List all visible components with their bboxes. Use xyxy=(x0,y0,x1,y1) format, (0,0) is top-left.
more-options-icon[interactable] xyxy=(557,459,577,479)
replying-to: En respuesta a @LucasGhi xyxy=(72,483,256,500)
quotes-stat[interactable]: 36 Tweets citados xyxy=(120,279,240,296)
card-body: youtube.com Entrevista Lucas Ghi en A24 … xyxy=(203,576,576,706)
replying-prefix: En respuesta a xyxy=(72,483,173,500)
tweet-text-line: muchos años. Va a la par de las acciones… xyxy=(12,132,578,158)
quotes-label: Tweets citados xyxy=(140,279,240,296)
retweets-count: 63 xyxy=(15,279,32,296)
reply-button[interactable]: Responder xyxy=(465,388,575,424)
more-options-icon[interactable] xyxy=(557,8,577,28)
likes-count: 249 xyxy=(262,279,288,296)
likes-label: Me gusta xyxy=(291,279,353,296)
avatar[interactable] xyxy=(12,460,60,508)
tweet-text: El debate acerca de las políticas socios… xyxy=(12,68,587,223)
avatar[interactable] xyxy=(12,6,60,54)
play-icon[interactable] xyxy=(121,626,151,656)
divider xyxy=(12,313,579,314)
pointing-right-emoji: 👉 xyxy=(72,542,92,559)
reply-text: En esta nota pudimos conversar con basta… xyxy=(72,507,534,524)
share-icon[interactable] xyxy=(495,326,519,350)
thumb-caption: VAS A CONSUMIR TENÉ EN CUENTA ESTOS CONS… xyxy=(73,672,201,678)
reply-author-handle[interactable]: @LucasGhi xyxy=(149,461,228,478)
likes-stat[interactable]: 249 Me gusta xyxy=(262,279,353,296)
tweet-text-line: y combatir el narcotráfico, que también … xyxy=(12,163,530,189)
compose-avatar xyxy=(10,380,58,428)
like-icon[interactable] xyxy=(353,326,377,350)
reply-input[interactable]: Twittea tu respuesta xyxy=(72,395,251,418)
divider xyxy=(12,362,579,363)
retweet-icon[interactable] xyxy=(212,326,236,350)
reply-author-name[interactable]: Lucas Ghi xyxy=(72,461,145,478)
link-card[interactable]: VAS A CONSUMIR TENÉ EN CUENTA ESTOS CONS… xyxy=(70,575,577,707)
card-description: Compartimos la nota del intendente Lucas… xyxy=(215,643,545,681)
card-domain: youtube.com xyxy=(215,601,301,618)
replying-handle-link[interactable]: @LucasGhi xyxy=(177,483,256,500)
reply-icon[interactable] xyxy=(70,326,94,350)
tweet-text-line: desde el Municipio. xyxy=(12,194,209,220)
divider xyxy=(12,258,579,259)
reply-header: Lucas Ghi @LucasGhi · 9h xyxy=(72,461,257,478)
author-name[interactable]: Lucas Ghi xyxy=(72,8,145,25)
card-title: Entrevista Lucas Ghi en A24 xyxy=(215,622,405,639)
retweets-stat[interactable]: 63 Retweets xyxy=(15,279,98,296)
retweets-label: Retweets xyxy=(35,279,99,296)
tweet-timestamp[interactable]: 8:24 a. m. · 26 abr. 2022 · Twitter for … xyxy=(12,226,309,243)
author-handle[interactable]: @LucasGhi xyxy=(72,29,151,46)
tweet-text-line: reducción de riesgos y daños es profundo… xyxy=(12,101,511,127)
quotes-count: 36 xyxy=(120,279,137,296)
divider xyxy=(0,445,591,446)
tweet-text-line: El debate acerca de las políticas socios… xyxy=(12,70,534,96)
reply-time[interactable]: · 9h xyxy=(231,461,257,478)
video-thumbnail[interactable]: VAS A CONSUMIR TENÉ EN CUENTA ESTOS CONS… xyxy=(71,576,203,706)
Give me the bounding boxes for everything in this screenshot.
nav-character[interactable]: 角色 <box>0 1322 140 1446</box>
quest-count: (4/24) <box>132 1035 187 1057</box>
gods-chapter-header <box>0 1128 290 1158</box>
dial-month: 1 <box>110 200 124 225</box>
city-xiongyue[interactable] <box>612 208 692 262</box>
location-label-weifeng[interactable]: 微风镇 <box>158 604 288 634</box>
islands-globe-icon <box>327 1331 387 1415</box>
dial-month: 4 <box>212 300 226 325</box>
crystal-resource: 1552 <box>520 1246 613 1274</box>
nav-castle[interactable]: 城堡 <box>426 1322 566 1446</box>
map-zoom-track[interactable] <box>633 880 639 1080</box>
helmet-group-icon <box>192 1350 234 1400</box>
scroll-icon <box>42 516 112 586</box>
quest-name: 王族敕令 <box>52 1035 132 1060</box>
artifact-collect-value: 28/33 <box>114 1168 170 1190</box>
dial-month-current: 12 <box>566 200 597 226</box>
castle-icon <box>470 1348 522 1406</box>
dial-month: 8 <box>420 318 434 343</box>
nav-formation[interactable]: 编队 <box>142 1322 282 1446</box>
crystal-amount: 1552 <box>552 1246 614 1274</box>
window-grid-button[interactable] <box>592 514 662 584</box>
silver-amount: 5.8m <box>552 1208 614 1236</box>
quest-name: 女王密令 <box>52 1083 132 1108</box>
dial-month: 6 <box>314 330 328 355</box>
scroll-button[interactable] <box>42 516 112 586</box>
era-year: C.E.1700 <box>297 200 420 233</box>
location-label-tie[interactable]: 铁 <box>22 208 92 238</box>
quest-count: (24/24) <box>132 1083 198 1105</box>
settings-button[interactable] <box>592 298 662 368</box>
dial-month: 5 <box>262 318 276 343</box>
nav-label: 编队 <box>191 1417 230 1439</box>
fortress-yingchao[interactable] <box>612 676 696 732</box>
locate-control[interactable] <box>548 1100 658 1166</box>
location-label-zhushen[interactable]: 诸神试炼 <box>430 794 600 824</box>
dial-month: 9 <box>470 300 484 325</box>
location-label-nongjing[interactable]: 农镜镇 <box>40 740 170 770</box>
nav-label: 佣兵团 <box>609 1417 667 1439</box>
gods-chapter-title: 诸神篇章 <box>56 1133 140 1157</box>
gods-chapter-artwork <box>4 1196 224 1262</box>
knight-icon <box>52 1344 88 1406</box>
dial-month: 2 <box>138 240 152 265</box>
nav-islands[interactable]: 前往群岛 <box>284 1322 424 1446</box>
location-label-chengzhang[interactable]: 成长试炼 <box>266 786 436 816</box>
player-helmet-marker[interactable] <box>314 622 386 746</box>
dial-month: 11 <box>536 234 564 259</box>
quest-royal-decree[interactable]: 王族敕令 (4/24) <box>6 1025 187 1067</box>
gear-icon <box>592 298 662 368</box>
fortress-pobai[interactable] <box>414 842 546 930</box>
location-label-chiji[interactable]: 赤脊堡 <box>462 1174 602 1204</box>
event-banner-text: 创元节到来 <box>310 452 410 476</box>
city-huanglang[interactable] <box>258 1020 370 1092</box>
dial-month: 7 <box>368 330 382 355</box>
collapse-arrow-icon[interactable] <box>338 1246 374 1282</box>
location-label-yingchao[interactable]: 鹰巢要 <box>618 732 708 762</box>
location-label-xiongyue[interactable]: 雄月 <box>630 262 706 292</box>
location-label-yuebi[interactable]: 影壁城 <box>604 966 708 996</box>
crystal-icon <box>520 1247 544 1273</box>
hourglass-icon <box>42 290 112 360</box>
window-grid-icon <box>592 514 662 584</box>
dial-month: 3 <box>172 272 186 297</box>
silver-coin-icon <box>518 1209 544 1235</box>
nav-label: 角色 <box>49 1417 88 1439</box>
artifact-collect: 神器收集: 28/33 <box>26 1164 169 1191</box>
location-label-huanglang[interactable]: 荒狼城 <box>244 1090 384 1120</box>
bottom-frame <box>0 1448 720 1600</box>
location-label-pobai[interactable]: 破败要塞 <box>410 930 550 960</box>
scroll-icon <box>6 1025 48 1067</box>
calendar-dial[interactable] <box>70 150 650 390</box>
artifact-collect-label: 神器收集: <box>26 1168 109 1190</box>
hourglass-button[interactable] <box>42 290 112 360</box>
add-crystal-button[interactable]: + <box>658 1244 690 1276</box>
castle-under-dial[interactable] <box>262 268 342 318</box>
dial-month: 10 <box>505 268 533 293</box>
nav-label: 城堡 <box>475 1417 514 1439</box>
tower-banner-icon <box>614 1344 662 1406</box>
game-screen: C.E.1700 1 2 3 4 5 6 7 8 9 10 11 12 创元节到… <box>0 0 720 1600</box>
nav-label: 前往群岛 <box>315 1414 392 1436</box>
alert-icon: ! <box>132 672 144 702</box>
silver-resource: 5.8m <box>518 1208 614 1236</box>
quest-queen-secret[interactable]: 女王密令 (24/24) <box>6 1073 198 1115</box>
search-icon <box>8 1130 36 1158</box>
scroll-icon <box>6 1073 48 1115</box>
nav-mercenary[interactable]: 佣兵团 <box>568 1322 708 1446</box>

○ ○ ○ ○ ○ ○ ○

Please put the lines of the rows above into a numbered list, starting with the very first line and going on through the line that contains "likes-stat[interactable]: 249 Me", and leave out any blank lines.

1. List all visible components with their bboxes. Use xyxy=(x0,y0,x1,y1) format, (0,0) is top-left.
2. more-options-icon[interactable] xyxy=(557,459,577,479)
3. replying-to: En respuesta a @LucasGhi xyxy=(72,483,256,500)
4. quotes-stat[interactable]: 36 Tweets citados xyxy=(120,279,240,296)
5. card-body: youtube.com Entrevista Lucas Ghi en A24 … xyxy=(203,576,576,706)
6. replying-prefix: En respuesta a xyxy=(72,483,173,500)
7. tweet-text-line: muchos años. Va a la par de las acciones… xyxy=(12,132,578,158)
8. quotes-label: Tweets citados xyxy=(140,279,240,296)
9. retweets-count: 63 xyxy=(15,279,32,296)
10. reply-button[interactable]: Responder xyxy=(465,388,575,424)
11. more-options-icon[interactable] xyxy=(557,8,577,28)
12. likes-count: 249 xyxy=(262,279,288,296)
13. likes-label: Me gusta xyxy=(291,279,353,296)
14. avatar[interactable] xyxy=(12,460,60,508)
15. tweet-text: El debate acerca de las políticas socios… xyxy=(12,68,587,223)
16. avatar[interactable] xyxy=(12,6,60,54)
17. play-icon[interactable] xyxy=(121,626,151,656)
18. divider xyxy=(12,313,579,314)
19. pointing-right-emoji: 👉 xyxy=(72,542,92,559)
20. reply-text: En esta nota pudimos conversar con basta… xyxy=(72,507,534,524)
21. share-icon[interactable] xyxy=(495,326,519,350)
22. thumb-caption: VAS A CONSUMIR TENÉ EN CUENTA ESTOS CONS… xyxy=(73,672,201,678)
23. reply-author-handle[interactable]: @LucasGhi xyxy=(149,461,228,478)
24. likes-stat[interactable]: 249 Me gusta xyxy=(262,279,353,296)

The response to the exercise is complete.